## To do
Edit the entries below so that every instance of "lens holder assembly" becomes "lens mount assembly", changing nothing else.

=== Provided records ===

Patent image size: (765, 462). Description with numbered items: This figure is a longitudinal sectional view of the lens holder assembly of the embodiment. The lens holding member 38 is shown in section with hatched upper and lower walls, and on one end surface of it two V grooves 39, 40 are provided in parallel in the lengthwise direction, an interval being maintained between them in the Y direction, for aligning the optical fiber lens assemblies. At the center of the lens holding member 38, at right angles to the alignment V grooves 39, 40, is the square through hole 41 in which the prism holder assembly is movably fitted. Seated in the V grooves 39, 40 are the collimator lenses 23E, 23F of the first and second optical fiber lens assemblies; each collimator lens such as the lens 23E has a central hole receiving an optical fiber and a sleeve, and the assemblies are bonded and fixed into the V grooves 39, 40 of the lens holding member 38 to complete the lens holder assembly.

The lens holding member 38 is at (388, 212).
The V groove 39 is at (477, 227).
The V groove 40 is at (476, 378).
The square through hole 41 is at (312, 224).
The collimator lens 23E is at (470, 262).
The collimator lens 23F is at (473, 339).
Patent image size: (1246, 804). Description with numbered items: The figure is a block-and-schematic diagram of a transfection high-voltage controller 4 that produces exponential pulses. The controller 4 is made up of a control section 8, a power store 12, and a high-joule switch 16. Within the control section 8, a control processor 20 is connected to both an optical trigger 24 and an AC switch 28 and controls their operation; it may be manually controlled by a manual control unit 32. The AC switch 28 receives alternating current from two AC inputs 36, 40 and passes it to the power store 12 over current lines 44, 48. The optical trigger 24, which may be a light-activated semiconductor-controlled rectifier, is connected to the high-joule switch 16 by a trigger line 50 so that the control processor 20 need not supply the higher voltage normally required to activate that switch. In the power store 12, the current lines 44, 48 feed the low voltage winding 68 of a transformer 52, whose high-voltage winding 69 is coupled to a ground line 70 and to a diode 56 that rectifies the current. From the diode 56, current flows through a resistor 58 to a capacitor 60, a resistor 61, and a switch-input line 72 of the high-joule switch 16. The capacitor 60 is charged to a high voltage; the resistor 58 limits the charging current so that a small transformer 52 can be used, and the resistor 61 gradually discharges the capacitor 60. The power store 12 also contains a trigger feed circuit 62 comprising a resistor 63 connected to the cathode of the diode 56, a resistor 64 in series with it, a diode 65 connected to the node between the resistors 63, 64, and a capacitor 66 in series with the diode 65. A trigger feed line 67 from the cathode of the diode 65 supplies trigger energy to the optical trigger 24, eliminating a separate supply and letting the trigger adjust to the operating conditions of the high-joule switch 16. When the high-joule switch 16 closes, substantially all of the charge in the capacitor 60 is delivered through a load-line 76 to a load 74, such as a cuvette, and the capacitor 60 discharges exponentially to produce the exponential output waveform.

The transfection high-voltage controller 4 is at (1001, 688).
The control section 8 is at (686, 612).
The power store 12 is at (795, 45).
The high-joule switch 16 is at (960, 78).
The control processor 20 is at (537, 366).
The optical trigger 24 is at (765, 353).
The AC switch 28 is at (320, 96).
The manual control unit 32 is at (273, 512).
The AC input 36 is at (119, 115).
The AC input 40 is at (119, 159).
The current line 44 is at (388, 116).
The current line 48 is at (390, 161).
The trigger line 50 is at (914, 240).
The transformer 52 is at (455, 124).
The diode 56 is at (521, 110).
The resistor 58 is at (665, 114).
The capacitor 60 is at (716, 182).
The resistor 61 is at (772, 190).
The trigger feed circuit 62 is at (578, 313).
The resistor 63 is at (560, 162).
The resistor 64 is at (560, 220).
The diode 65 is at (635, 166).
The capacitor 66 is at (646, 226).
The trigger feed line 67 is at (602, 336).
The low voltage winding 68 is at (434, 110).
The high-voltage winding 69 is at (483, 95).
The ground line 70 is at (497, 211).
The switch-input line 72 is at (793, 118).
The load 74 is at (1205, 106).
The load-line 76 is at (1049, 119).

===

## Full answer
Patent image size: (765, 462). Description with numbered items: This figure is a longitudinal sectional view of the lens mount assembly of the embodiment. The lens holding member 38 is shown in section with hatched upper and lower walls, and on one end surface of it two V grooves 39, 40 are provided in parallel in the lengthwise direction, an interval being maintained between them in the Y direction, for aligning the optical fiber lens assemblies. At the center of the lens holding member 38, at right angles to the alignment V grooves 39, 40, is the square through hole 41 in which the prism holder assembly is movably fitted. Seated in the V grooves 39, 40 are the collimator lenses 23E, 23F of the first and second optical fiber lens assemblies; each collimator lens such as the lens 23E has a central hole receiving an optical fiber and a sleeve, and the assemblies are bonded and fixed into the V grooves 39, 40 of the lens holding member 38 to complete the lens mount assembly.

The lens holding member 38 is at (388, 212).
The V groove 39 is at (477, 227).
The V groove 40 is at (476, 378).
The square through hole 41 is at (312, 224).
The collimator lens 23E is at (470, 262).
The collimator lens 23F is at (473, 339).
Patent image size: (1246, 804). Description with numbered items: The figure is a block-and-schematic diagram of a transfection high-voltage controller 4 that produces exponential pulses. The controller 4 is made up of a control section 8, a power store 12, and a high-joule switch 16. Within the control section 8, a control processor 20 is connected to both an optical trigger 24 and an AC switch 28 and controls their operation; it may be manually controlled by a manual control unit 32. The AC switch 28 receives alternating current from two AC inputs 36, 40 and passes it to the power store 12 over current lines 44, 48. The optical trigger 24, which may be a light-activated semiconductor-controlled rectifier, is connected to the high-joule switch 16 by a trigger line 50 so that the control processor 20 need not supply the higher voltage normally required to activate that switch. In the power store 12, the current lines 44, 48 feed the low voltage winding 68 of a transformer 52, whose high-voltage winding 69 is coupled to a ground line 70 and to a diode 56 that rectifies the current. From the diode 56, current flows through a resistor 58 to a capacitor 60, a resistor 61, and a switch-input line 72 of the high-joule switch 16. The capacitor 60 is charged to a high voltage; the resistor 58 limits the charging current so that a small transformer 52 can be used, and the resistor 61 gradually discharges the capacitor 60. The power store 12 also contains a trigger feed circuit 62 comprising a resistor 63 connected to the cathode of the diode 56, a resistor 64 in series with it, a diode 65 connected to the node between the resistors 63, 64, and a capacitor 66 in series with the diode 65. A trigger feed line 67 from the cathode of the diode 65 supplies trigger energy to the optical trigger 24, eliminating a separate supply and letting the trigger adjust to the operating conditions of the high-joule switch 16. When the high-joule switch 16 closes, substantially all of the charge in the capacitor 60 is delivered through a load-line 76 to a load 74, such as a cuvette, and the capacitor 60 discharges exponentially to produce the exponential output waveform.

The transfection high-voltage controller 4 is at (1001, 688).
The control section 8 is at (686, 612).
The power store 12 is at (795, 45).
The high-joule switch 16 is at (960, 78).
The control processor 20 is at (537, 366).
The optical trigger 24 is at (765, 353).
The AC switch 28 is at (320, 96).
The manual control unit 32 is at (273, 512).
The AC input 36 is at (119, 115).
The AC input 40 is at (119, 159).
The current line 44 is at (388, 116).
The current line 48 is at (390, 161).
The trigger line 50 is at (914, 240).
The transformer 52 is at (455, 124).
The diode 56 is at (521, 110).
The resistor 58 is at (665, 114).
The capacitor 60 is at (716, 182).
The resistor 61 is at (772, 190).
The trigger feed circuit 62 is at (578, 313).
The resistor 63 is at (560, 162).
The resistor 64 is at (560, 220).
The diode 65 is at (635, 166).
The capacitor 66 is at (646, 226).
The trigger feed line 67 is at (602, 336).
The low voltage winding 68 is at (434, 110).
The high-voltage winding 69 is at (483, 95).
The ground line 70 is at (497, 211).
The switch-input line 72 is at (793, 118).
The load 74 is at (1205, 106).
The load-line 76 is at (1049, 119).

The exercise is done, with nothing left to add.